Written request:
Output each line exactly as it appears, skipping any embedded picture.

Input:

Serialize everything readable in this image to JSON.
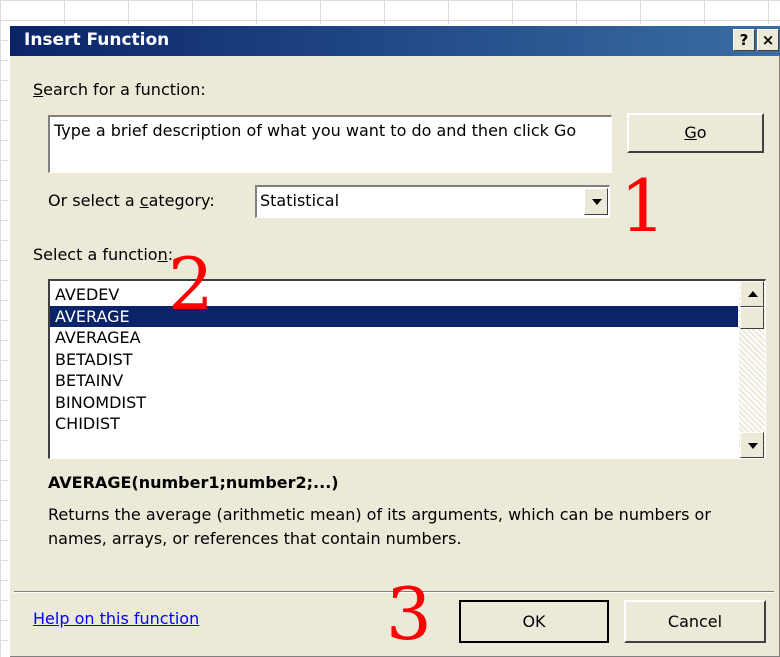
{
  "dialog": {
    "title": "Insert Function",
    "help_glyph": "?",
    "close_glyph": "×"
  },
  "search": {
    "label_prefix": "",
    "label_access": "S",
    "label_rest": "earch for a function:",
    "value": "Type a brief description of what you want to do and then click Go",
    "go_label_access": "G",
    "go_label_rest": "o"
  },
  "category": {
    "label_pre": "Or select a ",
    "label_access": "c",
    "label_post": "ategory:",
    "value": "Statistical"
  },
  "functions": {
    "label_pre": "Select a functio",
    "label_access": "n",
    "label_post": ":",
    "items": [
      "AVEDEV",
      "AVERAGE",
      "AVERAGEA",
      "BETADIST",
      "BETAINV",
      "BINOMDIST",
      "CHIDIST"
    ],
    "selected_index": 1
  },
  "details": {
    "signature": "AVERAGE(number1;number2;...)",
    "description": "Returns the average (arithmetic mean) of its arguments, which can be numbers or names, arrays, or references that contain numbers."
  },
  "footer": {
    "help_link": "Help on this function",
    "ok_label": "OK",
    "cancel_label": "Cancel"
  },
  "annotations": [
    "1",
    "2",
    "3"
  ],
  "colors": {
    "titlebar": "#0a246a",
    "selection": "#0a246a",
    "annotation": "#ff0000",
    "link": "#0000ff",
    "dialog_bg": "#ece9d8"
  }
}
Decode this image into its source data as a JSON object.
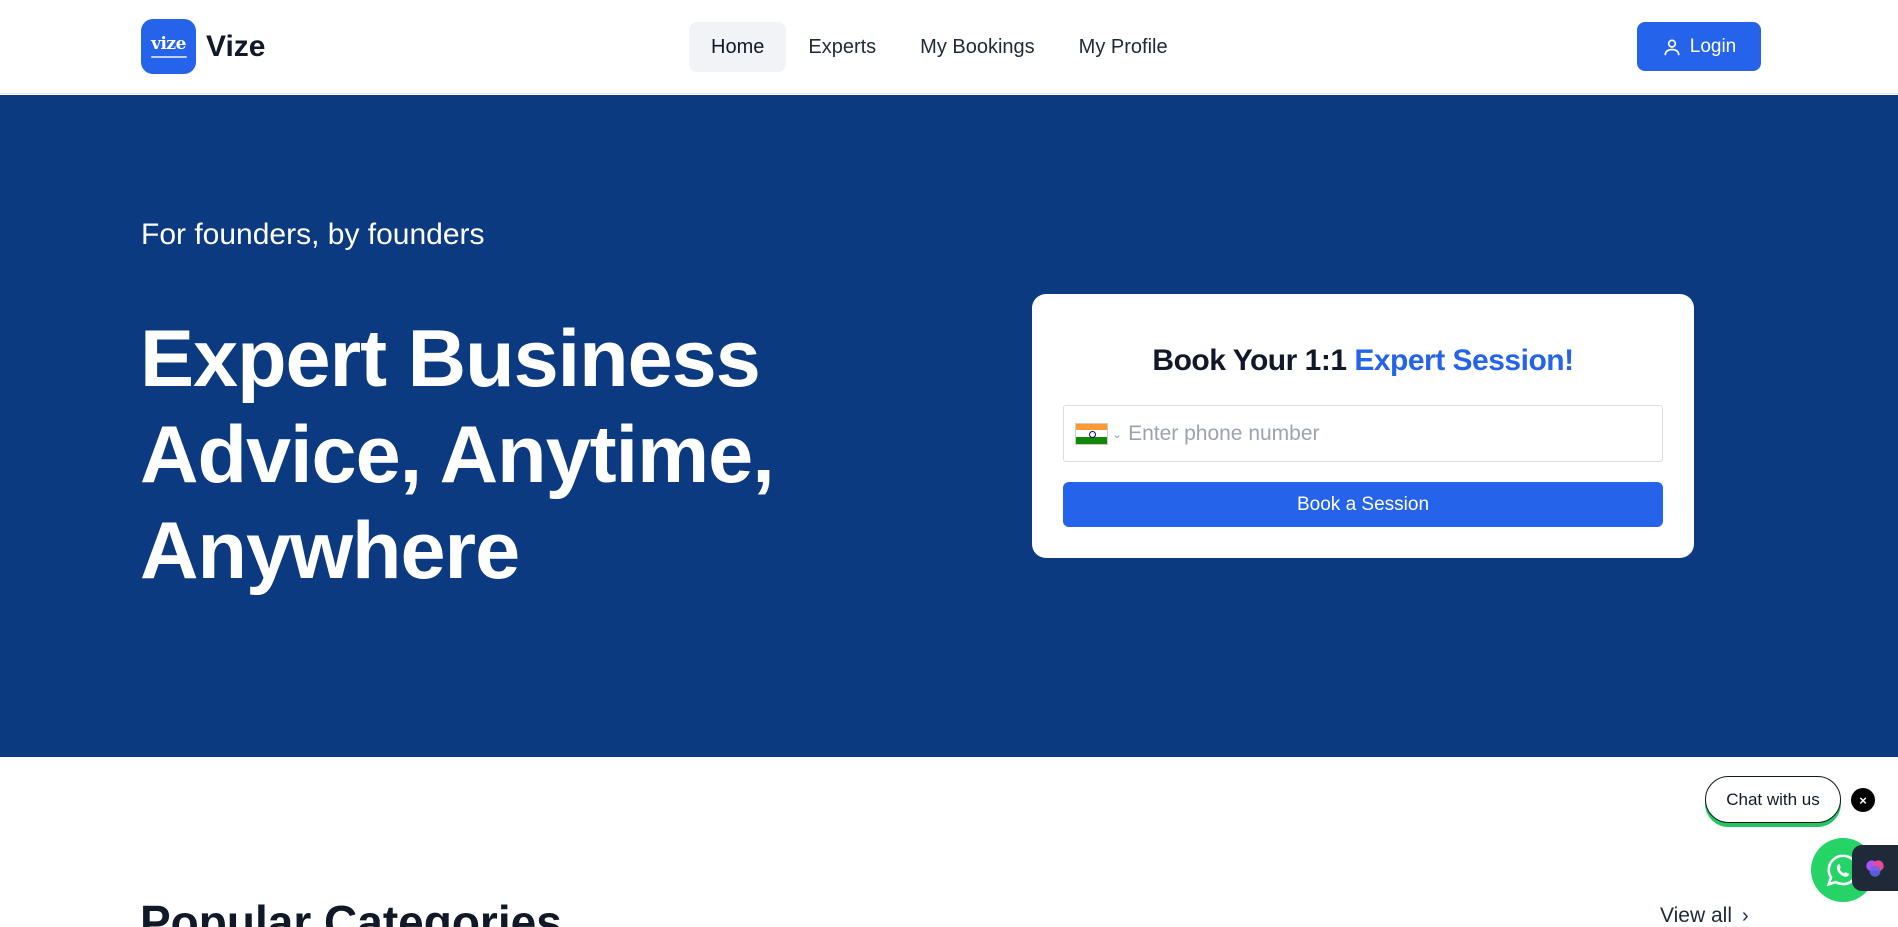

Response for this exercise:
Serialize everything readable in this image to JSON.
{
  "dialog": {
    "title": "Insert Function",
    "help_glyph": "?",
    "close_glyph": "×"
  },
  "search": {
    "label_prefix": "",
    "label_access": "S",
    "label_rest": "earch for a function:",
    "value": "Type a brief description of what you want to do and then click Go",
    "go_label_access": "G",
    "go_label_rest": "o"
  },
  "category": {
    "label_pre": "Or select a ",
    "label_access": "c",
    "label_post": "ategory:",
    "value": "Statistical"
  },
  "functions": {
    "label_pre": "Select a functio",
    "label_access": "n",
    "label_post": ":",
    "items": [
      "AVEDEV",
      "AVERAGE",
      "AVERAGEA",
      "BETADIST",
      "BETAINV",
      "BINOMDIST",
      "CHIDIST"
    ],
    "selected_index": 1
  },
  "details": {
    "signature": "AVERAGE(number1;number2;...)",
    "description": "Returns the average (arithmetic mean) of its arguments, which can be numbers or names, arrays, or references that contain numbers."
  },
  "footer": {
    "help_link": "Help on this function",
    "ok_label": "OK",
    "cancel_label": "Cancel"
  },
  "annotations": [
    "1",
    "2",
    "3"
  ],
  "colors": {
    "titlebar": "#0a246a",
    "selection": "#0a246a",
    "annotation": "#ff0000",
    "link": "#0000ff",
    "dialog_bg": "#ece9d8"
  }
}
Decode this image into its source data as a JSON object.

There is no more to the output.